[Collected data entries]
————————

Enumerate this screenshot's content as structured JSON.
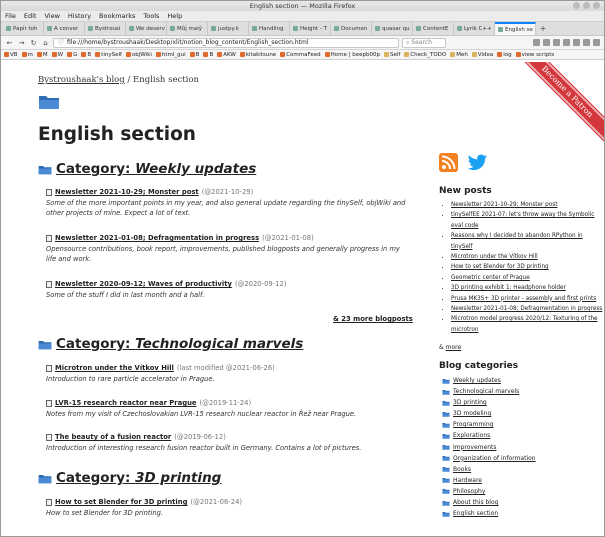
{
  "window": {
    "title": "English section — Mozilla Firefox"
  },
  "menu": [
    "File",
    "Edit",
    "View",
    "History",
    "Bookmarks",
    "Tools",
    "Help"
  ],
  "tabs": [
    "Papír toh",
    "A conver",
    "Bystrousi",
    "We deserv",
    "Můj malý",
    "justpy.k",
    "Handling",
    "Height - T",
    "Documen",
    "quasar qu",
    "ContentE",
    "Lyrik C++",
    "English se"
  ],
  "nav": {
    "url": "file:///home/bystroushaak/Desktop/xlit/notion_blog_content/English_section.html",
    "search_placeholder": "Search"
  },
  "bookmarks": [
    "VB",
    "m",
    "M",
    "W",
    "G",
    "B",
    "tinySelf",
    "objWiki",
    "html_gui",
    "B",
    "B",
    "AKW",
    "kitakitsune",
    "CommaFeed",
    "Home | beepb00p",
    "Self",
    "Check_TODO",
    "Meh",
    "Videa",
    "log",
    "view scripts"
  ],
  "page": {
    "ribbon": "Become a Patron",
    "breadcrumb_home": "Bystroushaak's blog",
    "breadcrumb_sep": " / ",
    "breadcrumb_current": "English section",
    "heading": "English section",
    "category_prefix": "Category: ",
    "categories": [
      {
        "name": "Weekly updates",
        "posts": [
          {
            "title": "Newsletter 2021-10-29; Monster post",
            "date": "(@2021-10-29)",
            "desc": "Some of the more important points in my year, and also general update regarding the tinySelf, objWiki and other projects of mine. Expect a lot of text."
          },
          {
            "title": "Newsletter 2021-01-08; Defragmentation in progress",
            "date": "(@2021-01-08)",
            "desc": "Opensource contributions, book report, improvements, published blogposts and generally progress in my life and work."
          },
          {
            "title": "Newsletter 2020-09-12; Waves of productivity",
            "date": "(@2020-09-12)",
            "desc": "Some of the stuff I did in last month and a half."
          }
        ],
        "more": "& 23 more blogposts"
      },
      {
        "name": "Technological marvels",
        "posts": [
          {
            "title": "Microtron under the Vítkov Hill",
            "date": "(last modified @2021-06-26)",
            "desc": "Introduction to rare particle accelerator in Prague."
          },
          {
            "title": "LVR-15 research reactor near Prague",
            "date": "(@2019-11-24)",
            "desc": "Notes from my visit of Czechoslovakian LVR-15 research nuclear reactor in Řež near Prague."
          },
          {
            "title": "The beauty of a fusion reactor",
            "date": "(@2019-06-12)",
            "desc": "Introduction of interesting research fusion reactor built in Germany. Contains a lot of pictures."
          }
        ]
      },
      {
        "name": "3D printing",
        "posts": [
          {
            "title": "How to set Blender for 3D printing",
            "date": "(@2021-06-24)",
            "desc": "How to set Blender for 3D printing."
          }
        ]
      }
    ]
  },
  "sidebar": {
    "new_posts_heading": "New posts",
    "new_posts": [
      "Newsletter 2021-10-29; Monster post",
      "tinySelfEE 2021-07: let's throw away the Symbolic eval code",
      "Reasons why I decided to abandon RPython in tinySelf",
      "Microtron under the Vítkov Hill",
      "How to set Blender for 3D printing",
      "Geometric center of Prague",
      "3D printing exhibit 1: Headphone holder",
      "Prusa MK3S+ 3D printer - assembly and first prints",
      "Newsletter 2021-01-08; Defragmentation in progress",
      "Microtron model progress 2020/12: Texturing of the microtron"
    ],
    "more_prefix": "& ",
    "more_link": "more",
    "categories_heading": "Blog categories",
    "categories": [
      "Weekly updates",
      "Technological marvels",
      "3D printing",
      "3D modeling",
      "Programming",
      "Explorations",
      "Improvements",
      "Organization of information",
      "Books",
      "Hardware",
      "Philosophy",
      "About this blog",
      "English section"
    ]
  },
  "colors": {
    "accent": "#0a84ff",
    "ribbon": "#d3363b",
    "folder": "#2f6db5",
    "rss": "#f48120",
    "twitter": "#1da1f2"
  }
}
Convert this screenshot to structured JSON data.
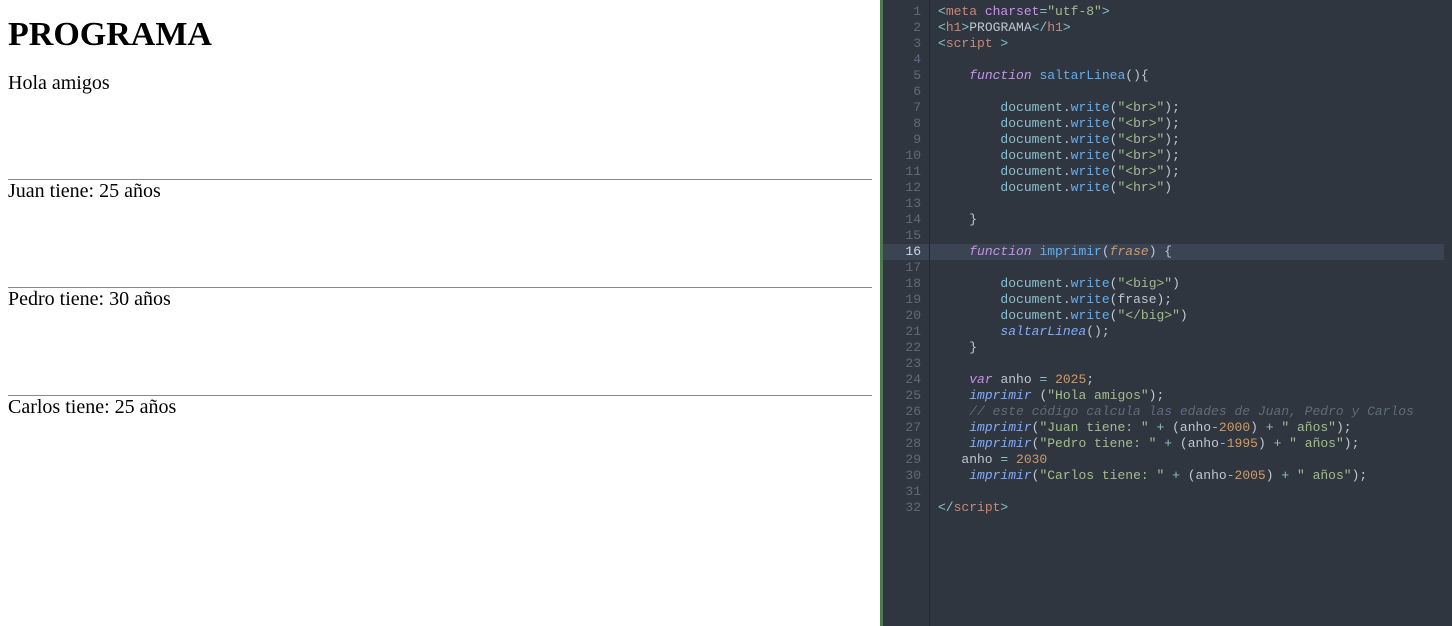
{
  "output": {
    "heading": "PROGRAMA",
    "lines": [
      "Hola amigos",
      "Juan tiene: 25 años",
      "Pedro tiene: 30 años",
      "Carlos tiene: 25 años"
    ]
  },
  "editor": {
    "highlighted_line": 16,
    "line_count": 32,
    "code_lines": {
      "l1": {
        "segments": [
          {
            "t": "<",
            "c": "pun"
          },
          {
            "t": "meta ",
            "c": "tag"
          },
          {
            "t": "charset",
            "c": "attr"
          },
          {
            "t": "=",
            "c": "pun"
          },
          {
            "t": "\"utf-8\"",
            "c": "str"
          },
          {
            "t": ">",
            "c": "pun"
          }
        ]
      },
      "l2": {
        "segments": [
          {
            "t": "<",
            "c": "pun"
          },
          {
            "t": "h1",
            "c": "tag"
          },
          {
            "t": ">",
            "c": "pun"
          },
          {
            "t": "PROGRAMA",
            "c": "plain"
          },
          {
            "t": "</",
            "c": "pun"
          },
          {
            "t": "h1",
            "c": "tag"
          },
          {
            "t": ">",
            "c": "pun"
          }
        ]
      },
      "l3": {
        "segments": [
          {
            "t": "<",
            "c": "pun"
          },
          {
            "t": "script ",
            "c": "tag"
          },
          {
            "t": ">",
            "c": "pun"
          }
        ]
      },
      "l4": {
        "segments": []
      },
      "l5": {
        "segments": [
          {
            "t": "    ",
            "c": "plain"
          },
          {
            "t": "function ",
            "c": "kw"
          },
          {
            "t": "saltarLinea",
            "c": "fn"
          },
          {
            "t": "(){",
            "c": "plain"
          }
        ]
      },
      "l6": {
        "segments": []
      },
      "l7": {
        "segments": [
          {
            "t": "        ",
            "c": "plain"
          },
          {
            "t": "document",
            "c": "obj"
          },
          {
            "t": ".",
            "c": "plain"
          },
          {
            "t": "write",
            "c": "prop"
          },
          {
            "t": "(",
            "c": "plain"
          },
          {
            "t": "\"<br>\"",
            "c": "str"
          },
          {
            "t": ");",
            "c": "plain"
          }
        ]
      },
      "l8": {
        "segments": [
          {
            "t": "        ",
            "c": "plain"
          },
          {
            "t": "document",
            "c": "obj"
          },
          {
            "t": ".",
            "c": "plain"
          },
          {
            "t": "write",
            "c": "prop"
          },
          {
            "t": "(",
            "c": "plain"
          },
          {
            "t": "\"<br>\"",
            "c": "str"
          },
          {
            "t": ");",
            "c": "plain"
          }
        ]
      },
      "l9": {
        "segments": [
          {
            "t": "        ",
            "c": "plain"
          },
          {
            "t": "document",
            "c": "obj"
          },
          {
            "t": ".",
            "c": "plain"
          },
          {
            "t": "write",
            "c": "prop"
          },
          {
            "t": "(",
            "c": "plain"
          },
          {
            "t": "\"<br>\"",
            "c": "str"
          },
          {
            "t": ");",
            "c": "plain"
          }
        ]
      },
      "l10": {
        "segments": [
          {
            "t": "        ",
            "c": "plain"
          },
          {
            "t": "document",
            "c": "obj"
          },
          {
            "t": ".",
            "c": "plain"
          },
          {
            "t": "write",
            "c": "prop"
          },
          {
            "t": "(",
            "c": "plain"
          },
          {
            "t": "\"<br>\"",
            "c": "str"
          },
          {
            "t": ");",
            "c": "plain"
          }
        ]
      },
      "l11": {
        "segments": [
          {
            "t": "        ",
            "c": "plain"
          },
          {
            "t": "document",
            "c": "obj"
          },
          {
            "t": ".",
            "c": "plain"
          },
          {
            "t": "write",
            "c": "prop"
          },
          {
            "t": "(",
            "c": "plain"
          },
          {
            "t": "\"<br>\"",
            "c": "str"
          },
          {
            "t": ");",
            "c": "plain"
          }
        ]
      },
      "l12": {
        "segments": [
          {
            "t": "        ",
            "c": "plain"
          },
          {
            "t": "document",
            "c": "obj"
          },
          {
            "t": ".",
            "c": "plain"
          },
          {
            "t": "write",
            "c": "prop"
          },
          {
            "t": "(",
            "c": "plain"
          },
          {
            "t": "\"<hr>\"",
            "c": "str"
          },
          {
            "t": ")",
            "c": "plain"
          }
        ]
      },
      "l13": {
        "segments": []
      },
      "l14": {
        "segments": [
          {
            "t": "    }",
            "c": "plain"
          }
        ]
      },
      "l15": {
        "segments": []
      },
      "l16": {
        "segments": [
          {
            "t": "    ",
            "c": "plain"
          },
          {
            "t": "function ",
            "c": "kw"
          },
          {
            "t": "imprimir",
            "c": "fn"
          },
          {
            "t": "(",
            "c": "plain"
          },
          {
            "t": "frase",
            "c": "param"
          },
          {
            "t": ") {",
            "c": "plain"
          }
        ]
      },
      "l17": {
        "segments": []
      },
      "l18": {
        "segments": [
          {
            "t": "        ",
            "c": "plain"
          },
          {
            "t": "document",
            "c": "obj"
          },
          {
            "t": ".",
            "c": "plain"
          },
          {
            "t": "write",
            "c": "prop"
          },
          {
            "t": "(",
            "c": "plain"
          },
          {
            "t": "\"<big>\"",
            "c": "str"
          },
          {
            "t": ")",
            "c": "plain"
          }
        ]
      },
      "l19": {
        "segments": [
          {
            "t": "        ",
            "c": "plain"
          },
          {
            "t": "document",
            "c": "obj"
          },
          {
            "t": ".",
            "c": "plain"
          },
          {
            "t": "write",
            "c": "prop"
          },
          {
            "t": "(",
            "c": "plain"
          },
          {
            "t": "frase",
            "c": "plain"
          },
          {
            "t": ");",
            "c": "plain"
          }
        ]
      },
      "l20": {
        "segments": [
          {
            "t": "        ",
            "c": "plain"
          },
          {
            "t": "document",
            "c": "obj"
          },
          {
            "t": ".",
            "c": "plain"
          },
          {
            "t": "write",
            "c": "prop"
          },
          {
            "t": "(",
            "c": "plain"
          },
          {
            "t": "\"</big>\"",
            "c": "str"
          },
          {
            "t": ")",
            "c": "plain"
          }
        ]
      },
      "l21": {
        "segments": [
          {
            "t": "        ",
            "c": "plain"
          },
          {
            "t": "saltarLinea",
            "c": "call"
          },
          {
            "t": "();",
            "c": "plain"
          }
        ]
      },
      "l22": {
        "segments": [
          {
            "t": "    }",
            "c": "plain"
          }
        ]
      },
      "l23": {
        "segments": []
      },
      "l24": {
        "segments": [
          {
            "t": "    ",
            "c": "plain"
          },
          {
            "t": "var ",
            "c": "kw"
          },
          {
            "t": "anho ",
            "c": "plain"
          },
          {
            "t": "= ",
            "c": "op"
          },
          {
            "t": "2025",
            "c": "num"
          },
          {
            "t": ";",
            "c": "plain"
          }
        ]
      },
      "l25": {
        "segments": [
          {
            "t": "    ",
            "c": "plain"
          },
          {
            "t": "imprimir ",
            "c": "call"
          },
          {
            "t": "(",
            "c": "plain"
          },
          {
            "t": "\"Hola amigos\"",
            "c": "str"
          },
          {
            "t": ");",
            "c": "plain"
          }
        ]
      },
      "l26": {
        "segments": [
          {
            "t": "    ",
            "c": "plain"
          },
          {
            "t": "// este código calcula las edades de Juan, Pedro y Carlos",
            "c": "cmt"
          }
        ]
      },
      "l27": {
        "segments": [
          {
            "t": "    ",
            "c": "plain"
          },
          {
            "t": "imprimir",
            "c": "call"
          },
          {
            "t": "(",
            "c": "plain"
          },
          {
            "t": "\"Juan tiene: \"",
            "c": "str"
          },
          {
            "t": " + ",
            "c": "op"
          },
          {
            "t": "(",
            "c": "plain"
          },
          {
            "t": "anho",
            "c": "plain"
          },
          {
            "t": "-",
            "c": "op"
          },
          {
            "t": "2000",
            "c": "num"
          },
          {
            "t": ") ",
            "c": "plain"
          },
          {
            "t": "+ ",
            "c": "op"
          },
          {
            "t": "\" años\"",
            "c": "str"
          },
          {
            "t": ");",
            "c": "plain"
          }
        ]
      },
      "l28": {
        "segments": [
          {
            "t": "    ",
            "c": "plain"
          },
          {
            "t": "imprimir",
            "c": "call"
          },
          {
            "t": "(",
            "c": "plain"
          },
          {
            "t": "\"Pedro tiene: \"",
            "c": "str"
          },
          {
            "t": " + ",
            "c": "op"
          },
          {
            "t": "(",
            "c": "plain"
          },
          {
            "t": "anho",
            "c": "plain"
          },
          {
            "t": "-",
            "c": "op"
          },
          {
            "t": "1995",
            "c": "num"
          },
          {
            "t": ") ",
            "c": "plain"
          },
          {
            "t": "+ ",
            "c": "op"
          },
          {
            "t": "\" años\"",
            "c": "str"
          },
          {
            "t": ");",
            "c": "plain"
          }
        ]
      },
      "l29": {
        "segments": [
          {
            "t": "   ",
            "c": "plain"
          },
          {
            "t": "anho ",
            "c": "plain"
          },
          {
            "t": "= ",
            "c": "op"
          },
          {
            "t": "2030",
            "c": "num"
          }
        ]
      },
      "l30": {
        "segments": [
          {
            "t": "    ",
            "c": "plain"
          },
          {
            "t": "imprimir",
            "c": "call"
          },
          {
            "t": "(",
            "c": "plain"
          },
          {
            "t": "\"Carlos tiene: \"",
            "c": "str"
          },
          {
            "t": " + ",
            "c": "op"
          },
          {
            "t": "(",
            "c": "plain"
          },
          {
            "t": "anho",
            "c": "plain"
          },
          {
            "t": "-",
            "c": "op"
          },
          {
            "t": "2005",
            "c": "num"
          },
          {
            "t": ") ",
            "c": "plain"
          },
          {
            "t": "+ ",
            "c": "op"
          },
          {
            "t": "\" años\"",
            "c": "str"
          },
          {
            "t": ");",
            "c": "plain"
          }
        ]
      },
      "l31": {
        "segments": []
      },
      "l32": {
        "segments": [
          {
            "t": "</",
            "c": "pun"
          },
          {
            "t": "script",
            "c": "tag"
          },
          {
            "t": ">",
            "c": "pun"
          }
        ]
      }
    }
  }
}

————————

- [What is being asked] Looking at the records above, count the lines where the word "under" appears. State only the number.

- [Exercise solution] 2